*** Block opens ***

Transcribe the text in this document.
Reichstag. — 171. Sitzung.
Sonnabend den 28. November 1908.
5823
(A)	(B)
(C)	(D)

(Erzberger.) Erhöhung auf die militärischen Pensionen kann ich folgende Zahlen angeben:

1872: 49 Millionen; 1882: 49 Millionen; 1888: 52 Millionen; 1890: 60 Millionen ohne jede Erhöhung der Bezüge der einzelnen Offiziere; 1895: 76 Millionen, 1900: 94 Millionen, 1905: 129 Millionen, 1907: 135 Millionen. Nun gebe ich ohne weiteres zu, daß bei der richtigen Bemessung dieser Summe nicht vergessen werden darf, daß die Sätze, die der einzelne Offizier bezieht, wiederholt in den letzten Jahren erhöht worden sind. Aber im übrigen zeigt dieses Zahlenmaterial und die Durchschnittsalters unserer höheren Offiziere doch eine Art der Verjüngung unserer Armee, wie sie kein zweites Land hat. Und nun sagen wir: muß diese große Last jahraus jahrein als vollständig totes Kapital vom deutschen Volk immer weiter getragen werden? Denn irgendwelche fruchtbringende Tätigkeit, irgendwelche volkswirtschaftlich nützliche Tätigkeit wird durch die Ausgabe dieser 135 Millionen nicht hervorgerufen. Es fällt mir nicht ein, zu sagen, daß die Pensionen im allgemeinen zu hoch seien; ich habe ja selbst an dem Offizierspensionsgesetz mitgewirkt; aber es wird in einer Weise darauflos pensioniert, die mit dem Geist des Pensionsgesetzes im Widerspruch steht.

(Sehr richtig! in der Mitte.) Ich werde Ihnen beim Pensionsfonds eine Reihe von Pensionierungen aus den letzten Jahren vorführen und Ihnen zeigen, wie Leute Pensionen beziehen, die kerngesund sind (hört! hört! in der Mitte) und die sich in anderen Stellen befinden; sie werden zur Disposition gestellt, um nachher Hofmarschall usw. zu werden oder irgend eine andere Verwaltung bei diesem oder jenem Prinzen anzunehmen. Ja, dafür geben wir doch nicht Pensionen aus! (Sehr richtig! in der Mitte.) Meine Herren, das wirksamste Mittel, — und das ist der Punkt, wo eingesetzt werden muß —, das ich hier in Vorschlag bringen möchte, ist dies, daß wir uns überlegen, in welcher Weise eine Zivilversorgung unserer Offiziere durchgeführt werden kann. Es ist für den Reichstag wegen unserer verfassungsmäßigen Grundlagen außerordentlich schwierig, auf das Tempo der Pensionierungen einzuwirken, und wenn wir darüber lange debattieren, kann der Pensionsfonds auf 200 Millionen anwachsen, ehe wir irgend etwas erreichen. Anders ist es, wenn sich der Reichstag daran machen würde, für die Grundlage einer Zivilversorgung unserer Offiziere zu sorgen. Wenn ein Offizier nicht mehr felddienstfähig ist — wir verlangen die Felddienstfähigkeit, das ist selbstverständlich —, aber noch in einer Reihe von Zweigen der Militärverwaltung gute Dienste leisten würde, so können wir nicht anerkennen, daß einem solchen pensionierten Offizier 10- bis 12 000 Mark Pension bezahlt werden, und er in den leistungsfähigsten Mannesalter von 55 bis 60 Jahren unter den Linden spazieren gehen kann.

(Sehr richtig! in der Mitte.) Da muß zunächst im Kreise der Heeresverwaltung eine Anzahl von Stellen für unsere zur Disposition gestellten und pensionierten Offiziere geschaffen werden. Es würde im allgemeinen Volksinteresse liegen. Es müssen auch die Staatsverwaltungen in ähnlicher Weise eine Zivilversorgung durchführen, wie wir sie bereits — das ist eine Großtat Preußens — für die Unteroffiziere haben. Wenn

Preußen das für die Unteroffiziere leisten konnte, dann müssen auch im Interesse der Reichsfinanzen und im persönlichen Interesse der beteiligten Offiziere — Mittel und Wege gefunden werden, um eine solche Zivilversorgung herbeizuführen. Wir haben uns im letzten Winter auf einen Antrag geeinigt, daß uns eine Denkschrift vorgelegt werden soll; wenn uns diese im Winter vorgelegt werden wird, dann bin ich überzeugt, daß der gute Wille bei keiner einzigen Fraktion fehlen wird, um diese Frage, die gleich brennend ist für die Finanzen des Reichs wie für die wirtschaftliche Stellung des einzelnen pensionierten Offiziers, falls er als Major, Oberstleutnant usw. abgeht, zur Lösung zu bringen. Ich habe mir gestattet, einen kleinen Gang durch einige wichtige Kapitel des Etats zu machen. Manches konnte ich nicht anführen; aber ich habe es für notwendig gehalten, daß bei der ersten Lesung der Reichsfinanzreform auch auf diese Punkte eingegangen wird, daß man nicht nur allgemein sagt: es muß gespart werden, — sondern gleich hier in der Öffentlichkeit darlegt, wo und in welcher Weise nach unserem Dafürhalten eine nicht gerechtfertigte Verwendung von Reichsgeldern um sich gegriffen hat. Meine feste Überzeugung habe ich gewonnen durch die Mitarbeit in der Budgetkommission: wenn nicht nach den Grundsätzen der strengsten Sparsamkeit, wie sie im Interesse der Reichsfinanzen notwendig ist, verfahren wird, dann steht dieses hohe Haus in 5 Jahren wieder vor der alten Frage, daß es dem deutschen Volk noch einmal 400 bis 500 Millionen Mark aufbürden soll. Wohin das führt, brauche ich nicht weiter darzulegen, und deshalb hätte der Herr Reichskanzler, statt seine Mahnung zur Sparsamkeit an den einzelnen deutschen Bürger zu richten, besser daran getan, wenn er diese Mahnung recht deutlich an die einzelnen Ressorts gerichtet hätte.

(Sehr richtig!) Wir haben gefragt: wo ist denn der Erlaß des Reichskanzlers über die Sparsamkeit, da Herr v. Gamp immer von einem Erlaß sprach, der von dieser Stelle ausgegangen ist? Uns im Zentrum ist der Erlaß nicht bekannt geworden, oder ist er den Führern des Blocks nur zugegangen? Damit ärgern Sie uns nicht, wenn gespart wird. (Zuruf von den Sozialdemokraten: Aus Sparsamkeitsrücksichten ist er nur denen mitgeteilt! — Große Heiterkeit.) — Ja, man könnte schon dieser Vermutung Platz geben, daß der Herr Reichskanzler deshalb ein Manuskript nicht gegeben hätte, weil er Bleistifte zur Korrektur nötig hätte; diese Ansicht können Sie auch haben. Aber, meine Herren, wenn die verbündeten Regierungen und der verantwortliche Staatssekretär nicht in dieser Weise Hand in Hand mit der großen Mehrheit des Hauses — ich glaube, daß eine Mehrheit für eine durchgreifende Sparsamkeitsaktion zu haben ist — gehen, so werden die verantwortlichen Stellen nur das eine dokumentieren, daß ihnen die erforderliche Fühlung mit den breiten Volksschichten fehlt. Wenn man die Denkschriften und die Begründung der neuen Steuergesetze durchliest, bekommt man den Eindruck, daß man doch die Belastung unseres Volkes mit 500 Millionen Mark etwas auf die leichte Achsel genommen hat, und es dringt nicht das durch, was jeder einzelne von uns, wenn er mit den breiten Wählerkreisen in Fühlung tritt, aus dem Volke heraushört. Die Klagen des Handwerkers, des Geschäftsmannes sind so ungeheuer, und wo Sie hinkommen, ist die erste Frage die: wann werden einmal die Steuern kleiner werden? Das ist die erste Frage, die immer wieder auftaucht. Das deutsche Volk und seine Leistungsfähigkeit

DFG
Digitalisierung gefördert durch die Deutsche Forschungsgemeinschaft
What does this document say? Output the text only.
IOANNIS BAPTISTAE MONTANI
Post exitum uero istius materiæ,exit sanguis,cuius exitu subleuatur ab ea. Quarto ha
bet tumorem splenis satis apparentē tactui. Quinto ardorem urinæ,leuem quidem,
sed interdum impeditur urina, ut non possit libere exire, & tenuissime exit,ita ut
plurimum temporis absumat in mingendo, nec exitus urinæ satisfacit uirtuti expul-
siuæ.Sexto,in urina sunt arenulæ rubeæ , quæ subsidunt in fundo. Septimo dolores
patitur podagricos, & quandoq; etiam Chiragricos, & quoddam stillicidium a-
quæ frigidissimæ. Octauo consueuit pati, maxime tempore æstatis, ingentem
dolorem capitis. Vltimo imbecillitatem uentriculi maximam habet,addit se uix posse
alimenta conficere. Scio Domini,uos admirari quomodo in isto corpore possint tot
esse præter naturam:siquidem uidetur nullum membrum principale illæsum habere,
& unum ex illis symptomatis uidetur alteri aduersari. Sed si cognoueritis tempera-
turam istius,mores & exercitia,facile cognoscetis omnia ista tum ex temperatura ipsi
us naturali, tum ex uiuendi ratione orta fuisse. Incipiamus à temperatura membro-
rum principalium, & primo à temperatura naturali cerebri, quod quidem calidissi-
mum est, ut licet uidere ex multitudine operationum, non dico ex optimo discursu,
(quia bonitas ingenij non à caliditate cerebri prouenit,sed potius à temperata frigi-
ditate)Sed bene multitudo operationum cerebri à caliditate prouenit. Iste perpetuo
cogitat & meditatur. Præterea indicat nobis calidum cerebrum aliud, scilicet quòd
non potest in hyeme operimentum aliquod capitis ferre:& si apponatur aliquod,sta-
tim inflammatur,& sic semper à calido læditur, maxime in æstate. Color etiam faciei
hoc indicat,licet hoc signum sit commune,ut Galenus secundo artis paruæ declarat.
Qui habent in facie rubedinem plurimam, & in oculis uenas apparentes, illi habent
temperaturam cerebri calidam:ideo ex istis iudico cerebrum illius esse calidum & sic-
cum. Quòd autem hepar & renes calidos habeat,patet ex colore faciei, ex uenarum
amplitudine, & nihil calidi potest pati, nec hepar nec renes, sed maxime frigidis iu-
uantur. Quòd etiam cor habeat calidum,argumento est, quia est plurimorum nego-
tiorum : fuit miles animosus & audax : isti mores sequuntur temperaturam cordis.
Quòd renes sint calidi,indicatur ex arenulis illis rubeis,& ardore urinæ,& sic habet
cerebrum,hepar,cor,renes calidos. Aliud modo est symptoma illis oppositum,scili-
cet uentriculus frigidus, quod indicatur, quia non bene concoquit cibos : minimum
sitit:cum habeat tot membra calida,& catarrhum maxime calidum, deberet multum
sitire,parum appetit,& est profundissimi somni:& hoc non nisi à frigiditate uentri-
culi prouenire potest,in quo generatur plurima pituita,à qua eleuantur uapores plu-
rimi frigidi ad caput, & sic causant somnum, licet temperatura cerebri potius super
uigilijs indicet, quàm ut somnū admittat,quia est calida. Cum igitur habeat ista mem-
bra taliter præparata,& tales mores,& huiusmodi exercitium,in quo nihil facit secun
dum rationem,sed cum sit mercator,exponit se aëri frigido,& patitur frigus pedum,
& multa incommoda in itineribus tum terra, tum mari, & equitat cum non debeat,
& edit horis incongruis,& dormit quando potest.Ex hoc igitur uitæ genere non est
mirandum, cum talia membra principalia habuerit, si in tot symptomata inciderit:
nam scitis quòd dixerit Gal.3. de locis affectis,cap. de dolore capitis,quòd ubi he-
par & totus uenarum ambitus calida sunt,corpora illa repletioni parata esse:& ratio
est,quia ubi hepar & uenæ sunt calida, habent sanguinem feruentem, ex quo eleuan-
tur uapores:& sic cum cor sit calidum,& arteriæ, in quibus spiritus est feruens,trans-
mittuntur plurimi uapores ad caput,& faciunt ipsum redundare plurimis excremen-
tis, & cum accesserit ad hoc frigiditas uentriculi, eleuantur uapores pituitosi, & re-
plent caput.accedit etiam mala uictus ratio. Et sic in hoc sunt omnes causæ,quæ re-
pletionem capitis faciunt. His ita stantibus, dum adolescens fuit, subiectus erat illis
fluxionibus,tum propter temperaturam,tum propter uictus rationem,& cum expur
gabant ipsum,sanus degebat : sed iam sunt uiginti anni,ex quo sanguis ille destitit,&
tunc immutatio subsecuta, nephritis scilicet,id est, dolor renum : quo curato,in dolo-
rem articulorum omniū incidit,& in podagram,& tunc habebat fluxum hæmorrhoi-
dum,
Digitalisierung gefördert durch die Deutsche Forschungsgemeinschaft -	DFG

*** Block closes ***

§ TASK
Return all lines in the data that include the word "uentriculi".

§ RESPONSE BOX
dolorem capitis. Vltimo imbecillitatem uentriculi maximam habet,addit se uix posse
tis, & cum accesserit ad hoc frigiditas uentriculi, eleuantur uapores pituitosi, & re-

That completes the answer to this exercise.